— Énoncé 1 —
Condensez en deux phrases le paragraphe du texte présenté qui commence par « A ce sujet il m'a cité », en conservant ses faits principaux.

— Texte présenté —
+++

Gibril ne se donne quasiment pas au Maghreb, mais se donne pas mal en Afrique noire. Allez y comprendre quelque chose : le frère qui me l'a donné est d'origine algérienne. Les voies du seigneur...

l'eau coule

Déjeuné avec le responsable du groupe de Paris. C'est toujours aussi agréable, rien que d'être avec lui. On a parlé de beaucoup de choses. Du fait que certaines fois on se complique inutilement la vie.

A ce sujet il m'a cité une phrase de Sidi Hamza qui m'a bien plu : "l'eau coule, c'est nous qui mettons les pierres". En d'autres termes, c'est nous qui mettons des obstacles, des barrières, alors que parfois la vie serait tellement plus simple si on la prenait comme elle vient.

C'est un peu comme l'adage soufi "ce que tu as, abandonne le ; ce que tu sais, oublie le ; ce qui t'advient, ne l'esquives pas".

On a parlé aussi de l'intention. Il m'a rappelé (et c'est pas inutile) que chaque acte qu'on accomplit ne vaut que par l'intention. C'est quelque chose qui m'aurait paru très creux il y a quelques mois, mais aujourd'hui ça me parle vraiment. Evidemment ça s'applique aux actes rituels, mais aussi à tout ce qu'on fait.

Je reviendrai sur ces histoires d'intention. C'est un peu compliqué quand on cherche à l'appliquer à certains domaines. Pour ce qui est de l'élue de mon coeur, je crois que mon intention est pure. J'ai enfin la certitude que je veux l'épouser. Et ça même si la situation n'est toujours pas simple c'est déjà quelque chose.

leçon

Bon j'ai naturellement plein de choses en tête en ce moment, je suis très troublé. Mais j'ai aussi des moments de paix. Hier matin j'ai parlé à un monsieur que je vois depuis longtemps il est très souvent assis dans la station de métro où j'arrive le matin. C'est un africain, assez âgé. Je le voyais depuis longtemps annoter un livre écrit en arabe...

Pas besoin de beaucoup réfléchir pour comprendre que le livre c'est une partie du Coran. Ce monsieur a un look assez "musulman". Mais je n'avais jamais osé lui demander ce qu'il faisait. Je lui ai donc parlé hier matin. Il m'a expliqué qu'il apprend tout simplement l'arabe, comme il peut, en lisant et en annotant.

Quand je pense à ce monsieur qui a certainement 70 ans et qui passe du temps tous les matins à apprendre, ça me fait tout drôle. Il y a sans doute une leçon à en tirer, même si c'est pas trop mon genre de prendre des leçons.

10.1.05

crash test

Je crois que ma conversion "précipitée" aura le mérite de me mettre au pied du mur. J'en ai parlé ainsi que du soufisme à l'élue de mon coeur. Sans surprise, elle réagit mal (elle pense que je vais vers la religion pour elle et que du coup mon intention n'est pas pure).

+++

— Enregistrements fournis —
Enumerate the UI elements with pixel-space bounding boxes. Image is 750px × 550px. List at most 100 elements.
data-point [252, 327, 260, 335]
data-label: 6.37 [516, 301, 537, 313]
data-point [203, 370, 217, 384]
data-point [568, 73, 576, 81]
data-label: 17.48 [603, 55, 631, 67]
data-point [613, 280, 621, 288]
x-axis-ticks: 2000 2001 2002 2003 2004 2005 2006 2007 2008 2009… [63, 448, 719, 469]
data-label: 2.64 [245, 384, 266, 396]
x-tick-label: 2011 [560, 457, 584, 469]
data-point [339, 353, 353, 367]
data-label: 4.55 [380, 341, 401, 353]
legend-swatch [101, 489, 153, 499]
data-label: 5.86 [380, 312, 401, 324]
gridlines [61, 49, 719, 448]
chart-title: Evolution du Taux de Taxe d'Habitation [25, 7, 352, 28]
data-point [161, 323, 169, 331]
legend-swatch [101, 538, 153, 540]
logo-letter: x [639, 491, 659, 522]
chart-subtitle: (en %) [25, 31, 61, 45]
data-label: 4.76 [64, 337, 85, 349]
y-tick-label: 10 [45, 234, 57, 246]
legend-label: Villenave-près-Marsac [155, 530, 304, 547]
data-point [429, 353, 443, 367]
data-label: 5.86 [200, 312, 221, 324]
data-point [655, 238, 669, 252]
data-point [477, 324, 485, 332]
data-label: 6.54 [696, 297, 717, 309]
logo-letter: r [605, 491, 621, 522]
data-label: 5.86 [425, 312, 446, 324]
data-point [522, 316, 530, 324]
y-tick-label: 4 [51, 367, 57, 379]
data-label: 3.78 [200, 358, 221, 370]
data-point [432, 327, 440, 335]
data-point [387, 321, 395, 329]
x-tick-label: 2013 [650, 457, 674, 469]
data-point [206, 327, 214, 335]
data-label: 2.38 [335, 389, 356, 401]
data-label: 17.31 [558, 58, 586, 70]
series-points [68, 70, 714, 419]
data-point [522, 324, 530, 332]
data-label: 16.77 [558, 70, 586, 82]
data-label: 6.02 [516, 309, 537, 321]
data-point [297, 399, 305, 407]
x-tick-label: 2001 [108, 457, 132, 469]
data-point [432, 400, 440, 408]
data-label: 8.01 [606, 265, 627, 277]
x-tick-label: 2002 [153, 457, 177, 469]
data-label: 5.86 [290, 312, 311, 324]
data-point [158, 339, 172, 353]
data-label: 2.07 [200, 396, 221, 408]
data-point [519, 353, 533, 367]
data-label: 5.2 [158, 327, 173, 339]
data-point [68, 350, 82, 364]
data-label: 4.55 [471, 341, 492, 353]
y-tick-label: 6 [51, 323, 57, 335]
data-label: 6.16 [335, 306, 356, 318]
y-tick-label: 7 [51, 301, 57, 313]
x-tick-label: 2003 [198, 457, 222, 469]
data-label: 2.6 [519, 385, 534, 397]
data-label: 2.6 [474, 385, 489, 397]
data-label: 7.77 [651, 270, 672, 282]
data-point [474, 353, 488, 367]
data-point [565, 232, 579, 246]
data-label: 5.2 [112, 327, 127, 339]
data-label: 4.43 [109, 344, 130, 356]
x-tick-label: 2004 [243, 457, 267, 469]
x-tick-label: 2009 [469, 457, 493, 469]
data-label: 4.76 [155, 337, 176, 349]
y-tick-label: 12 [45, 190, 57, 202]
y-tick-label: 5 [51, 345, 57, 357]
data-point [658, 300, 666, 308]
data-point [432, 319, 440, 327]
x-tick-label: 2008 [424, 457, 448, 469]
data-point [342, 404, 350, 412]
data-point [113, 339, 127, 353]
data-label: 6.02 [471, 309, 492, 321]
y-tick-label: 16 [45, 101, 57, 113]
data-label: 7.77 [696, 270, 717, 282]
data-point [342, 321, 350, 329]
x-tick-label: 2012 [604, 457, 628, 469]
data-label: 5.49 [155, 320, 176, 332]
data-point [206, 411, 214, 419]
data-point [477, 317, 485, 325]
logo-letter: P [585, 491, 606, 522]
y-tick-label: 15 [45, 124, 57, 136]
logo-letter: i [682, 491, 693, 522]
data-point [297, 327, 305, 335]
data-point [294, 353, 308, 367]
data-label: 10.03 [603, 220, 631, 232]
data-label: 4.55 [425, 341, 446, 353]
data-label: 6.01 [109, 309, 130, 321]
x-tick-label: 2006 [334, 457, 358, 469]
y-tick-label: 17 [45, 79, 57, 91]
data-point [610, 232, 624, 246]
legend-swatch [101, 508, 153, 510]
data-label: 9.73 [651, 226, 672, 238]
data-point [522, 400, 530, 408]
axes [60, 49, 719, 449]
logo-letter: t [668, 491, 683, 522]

+++

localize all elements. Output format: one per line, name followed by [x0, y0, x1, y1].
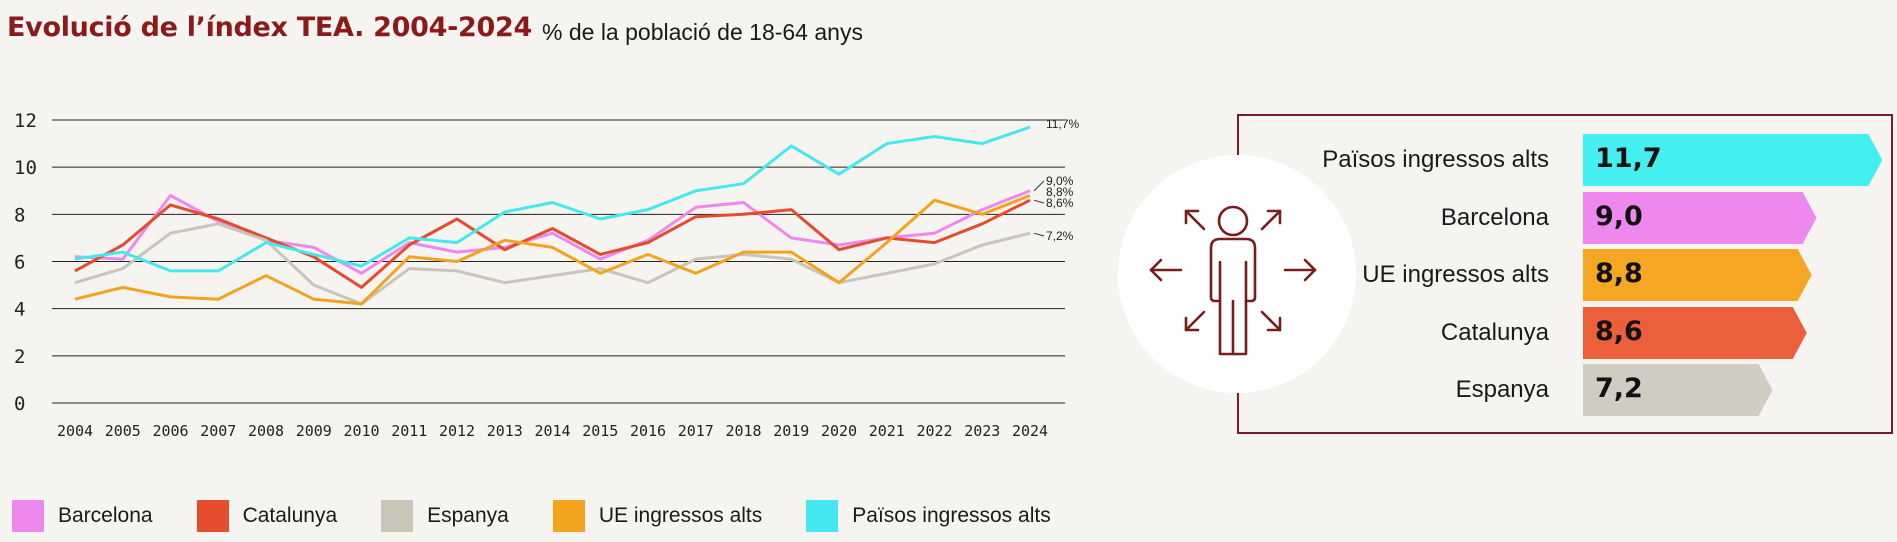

+++

— Énoncé 2 —
Mettez à jour les enregistrements sur l'intervalle allant de la ligne contenant « Enumerate the UI » jusqu'à la ligne contenant « legend-swatch [101, 489, 153, 499] », bornes comprises. Remplacez « data-label » par « value-label » et ne modifiez rien d'autre.

— Réponse attendue 1 —
Le responsable du groupe de Paris a cité une phrase de Sidi Hamza : « l'eau coule, c'est nous qui mettons les pierres ». Autrement dit, nous dressons nous-mêmes des obstacles et des barrières, alors que la vie serait parfois bien plus simple si on la prenait comme elle vient.

— Réponse attendue 2 —
Enumerate the UI elements with pixel-space bounding boxes. Image is 750px × 550px. List at most 100 elements.
data-point [252, 327, 260, 335]
value-label: 6.37 [516, 301, 537, 313]
data-point [203, 370, 217, 384]
data-point [568, 73, 576, 81]
value-label: 17.48 [603, 55, 631, 67]
data-point [613, 280, 621, 288]
x-axis-ticks: 2000 2001 2002 2003 2004 2005 2006 2007 2008 2009… [63, 448, 719, 469]
value-label: 2.64 [245, 384, 266, 396]
x-tick-label: 2011 [560, 457, 584, 469]
data-point [339, 353, 353, 367]
value-label: 4.55 [380, 341, 401, 353]
legend-swatch [101, 489, 153, 499]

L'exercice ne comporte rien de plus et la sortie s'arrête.